*EXERCISE DIRECTIONS*
Filter this material down to the lines that hold "data", copying each one.

• • • •

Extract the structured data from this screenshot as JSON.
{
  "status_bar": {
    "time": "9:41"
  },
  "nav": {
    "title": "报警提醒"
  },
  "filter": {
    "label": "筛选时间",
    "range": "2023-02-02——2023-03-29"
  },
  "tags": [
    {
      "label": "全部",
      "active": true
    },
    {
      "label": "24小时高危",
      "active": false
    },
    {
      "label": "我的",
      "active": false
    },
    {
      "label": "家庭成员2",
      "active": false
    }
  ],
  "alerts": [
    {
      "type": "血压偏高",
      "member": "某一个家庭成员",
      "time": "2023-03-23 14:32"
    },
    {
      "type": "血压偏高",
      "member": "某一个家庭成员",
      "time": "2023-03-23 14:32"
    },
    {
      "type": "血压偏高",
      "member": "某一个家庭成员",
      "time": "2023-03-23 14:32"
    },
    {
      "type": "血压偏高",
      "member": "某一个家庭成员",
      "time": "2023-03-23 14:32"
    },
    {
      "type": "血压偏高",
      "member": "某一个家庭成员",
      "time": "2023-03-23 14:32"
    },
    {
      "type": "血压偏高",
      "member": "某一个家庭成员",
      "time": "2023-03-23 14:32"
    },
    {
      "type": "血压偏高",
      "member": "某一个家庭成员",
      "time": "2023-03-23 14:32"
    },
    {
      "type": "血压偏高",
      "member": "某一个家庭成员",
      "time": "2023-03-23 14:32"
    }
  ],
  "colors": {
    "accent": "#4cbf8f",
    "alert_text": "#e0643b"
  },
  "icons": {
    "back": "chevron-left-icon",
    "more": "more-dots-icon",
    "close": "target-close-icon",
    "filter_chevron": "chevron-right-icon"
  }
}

• • • •

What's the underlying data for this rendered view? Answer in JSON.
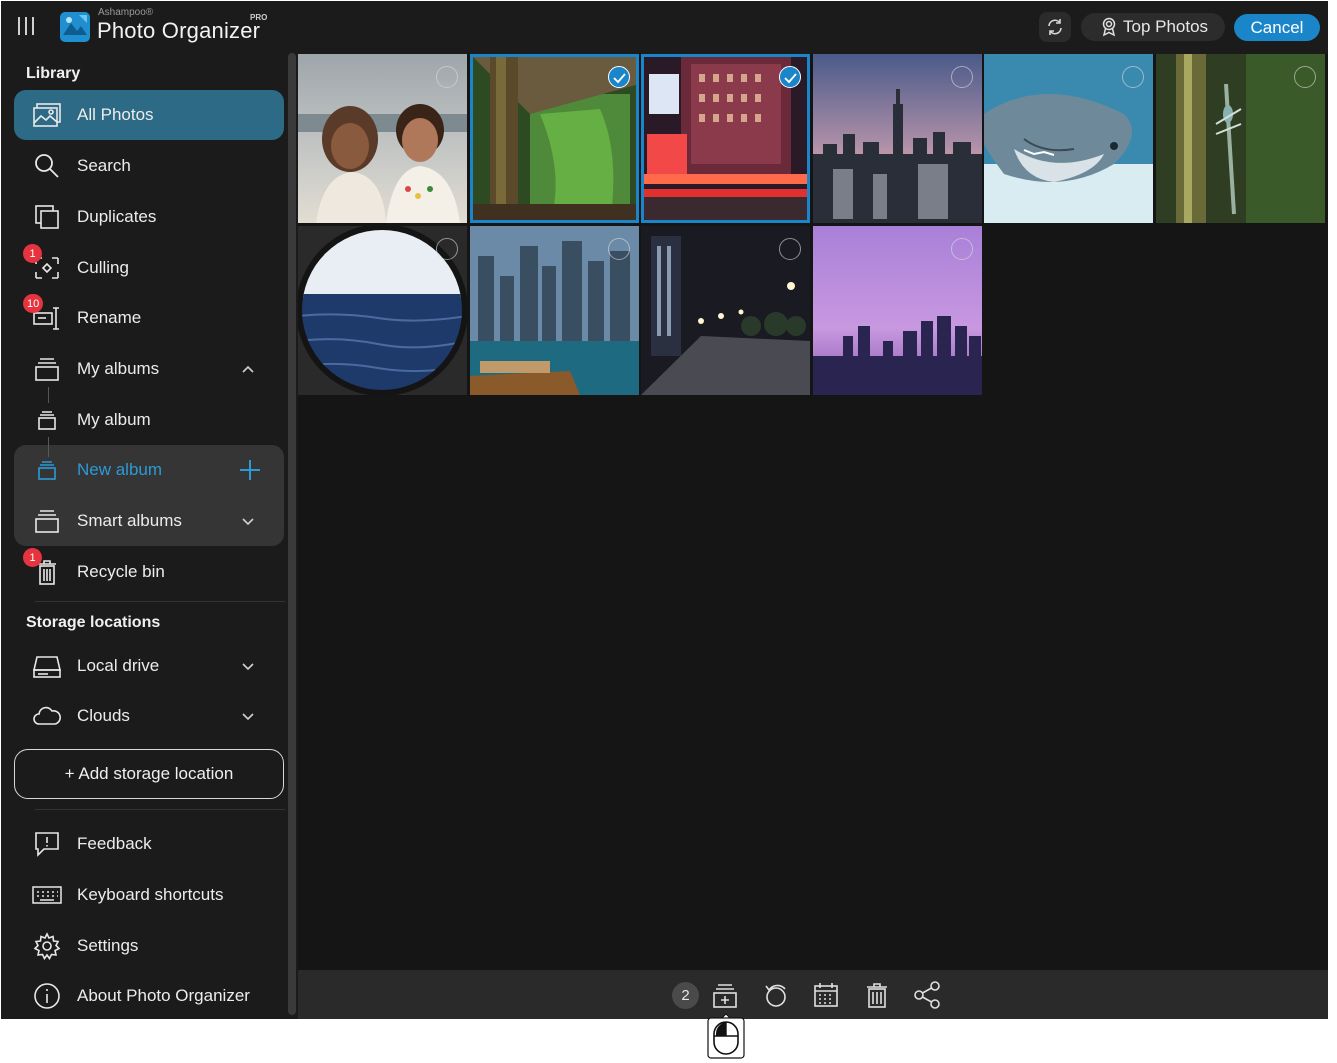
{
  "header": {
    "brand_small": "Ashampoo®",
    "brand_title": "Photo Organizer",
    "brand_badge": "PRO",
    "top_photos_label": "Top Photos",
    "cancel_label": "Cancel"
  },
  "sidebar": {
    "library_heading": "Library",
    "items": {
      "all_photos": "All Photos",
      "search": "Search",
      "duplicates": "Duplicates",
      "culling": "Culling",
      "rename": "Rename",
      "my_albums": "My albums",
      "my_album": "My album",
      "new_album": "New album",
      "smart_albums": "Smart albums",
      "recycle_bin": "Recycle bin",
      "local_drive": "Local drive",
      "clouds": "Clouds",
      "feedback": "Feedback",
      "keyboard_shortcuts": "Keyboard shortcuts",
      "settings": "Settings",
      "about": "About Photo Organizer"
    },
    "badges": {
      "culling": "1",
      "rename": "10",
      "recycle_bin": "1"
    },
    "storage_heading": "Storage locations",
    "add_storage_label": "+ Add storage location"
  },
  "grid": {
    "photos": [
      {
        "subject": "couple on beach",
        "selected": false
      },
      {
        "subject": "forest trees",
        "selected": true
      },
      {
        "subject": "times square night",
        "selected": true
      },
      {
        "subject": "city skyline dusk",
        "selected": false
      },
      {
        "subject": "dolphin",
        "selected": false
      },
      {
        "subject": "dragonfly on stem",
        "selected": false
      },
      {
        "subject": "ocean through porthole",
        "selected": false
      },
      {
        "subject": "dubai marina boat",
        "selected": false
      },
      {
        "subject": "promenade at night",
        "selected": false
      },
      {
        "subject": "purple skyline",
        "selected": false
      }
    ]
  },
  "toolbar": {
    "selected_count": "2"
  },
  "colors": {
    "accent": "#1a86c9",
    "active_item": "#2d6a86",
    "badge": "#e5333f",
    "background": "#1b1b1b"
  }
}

• • • •

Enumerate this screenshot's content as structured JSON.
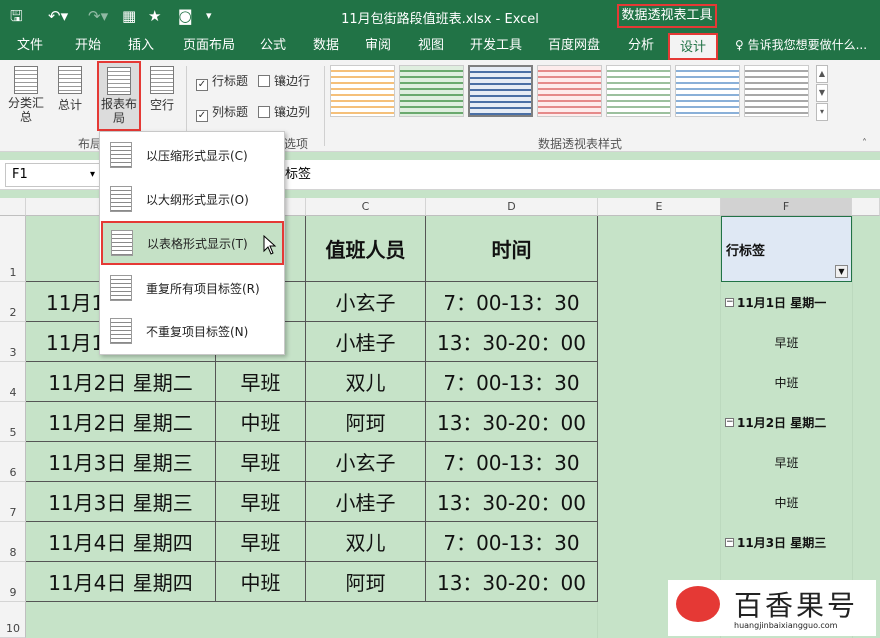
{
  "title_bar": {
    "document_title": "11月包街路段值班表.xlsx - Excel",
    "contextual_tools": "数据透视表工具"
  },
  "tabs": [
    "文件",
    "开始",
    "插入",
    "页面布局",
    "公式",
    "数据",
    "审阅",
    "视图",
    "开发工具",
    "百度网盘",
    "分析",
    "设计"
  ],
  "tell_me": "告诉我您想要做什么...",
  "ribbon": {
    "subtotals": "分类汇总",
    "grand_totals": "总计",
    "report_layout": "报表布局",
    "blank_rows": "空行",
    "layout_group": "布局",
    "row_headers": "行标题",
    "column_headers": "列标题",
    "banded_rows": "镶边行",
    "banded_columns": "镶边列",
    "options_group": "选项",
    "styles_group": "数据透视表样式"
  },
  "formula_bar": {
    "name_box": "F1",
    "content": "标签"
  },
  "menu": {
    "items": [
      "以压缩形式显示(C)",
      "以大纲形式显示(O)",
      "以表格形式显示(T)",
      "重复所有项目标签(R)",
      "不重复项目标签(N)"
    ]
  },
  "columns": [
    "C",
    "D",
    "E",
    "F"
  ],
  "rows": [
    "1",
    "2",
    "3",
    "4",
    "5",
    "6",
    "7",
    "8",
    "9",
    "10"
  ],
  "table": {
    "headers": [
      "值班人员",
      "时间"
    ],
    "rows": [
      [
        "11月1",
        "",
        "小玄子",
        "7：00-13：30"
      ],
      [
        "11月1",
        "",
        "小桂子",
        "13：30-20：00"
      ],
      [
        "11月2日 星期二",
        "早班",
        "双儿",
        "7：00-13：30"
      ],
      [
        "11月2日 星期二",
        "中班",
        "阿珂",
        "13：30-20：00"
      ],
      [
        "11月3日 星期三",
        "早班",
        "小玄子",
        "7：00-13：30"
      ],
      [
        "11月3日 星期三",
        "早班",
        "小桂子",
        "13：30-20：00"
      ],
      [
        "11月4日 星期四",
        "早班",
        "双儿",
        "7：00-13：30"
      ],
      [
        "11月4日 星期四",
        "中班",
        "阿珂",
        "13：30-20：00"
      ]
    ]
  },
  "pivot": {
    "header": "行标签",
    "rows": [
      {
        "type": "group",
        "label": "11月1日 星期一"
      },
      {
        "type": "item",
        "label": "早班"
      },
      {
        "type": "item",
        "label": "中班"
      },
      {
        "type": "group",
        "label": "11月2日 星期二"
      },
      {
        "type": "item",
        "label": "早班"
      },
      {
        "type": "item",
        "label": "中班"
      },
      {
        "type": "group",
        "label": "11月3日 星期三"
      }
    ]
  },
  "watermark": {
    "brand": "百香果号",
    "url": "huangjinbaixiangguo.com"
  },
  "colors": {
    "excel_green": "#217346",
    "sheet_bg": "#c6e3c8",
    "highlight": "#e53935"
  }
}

• • • •

*SOLVED PROBLEM*
Extract the structured data from this screenshot as JSON.
What's the underlying data for this rendered view? Answer in JSON.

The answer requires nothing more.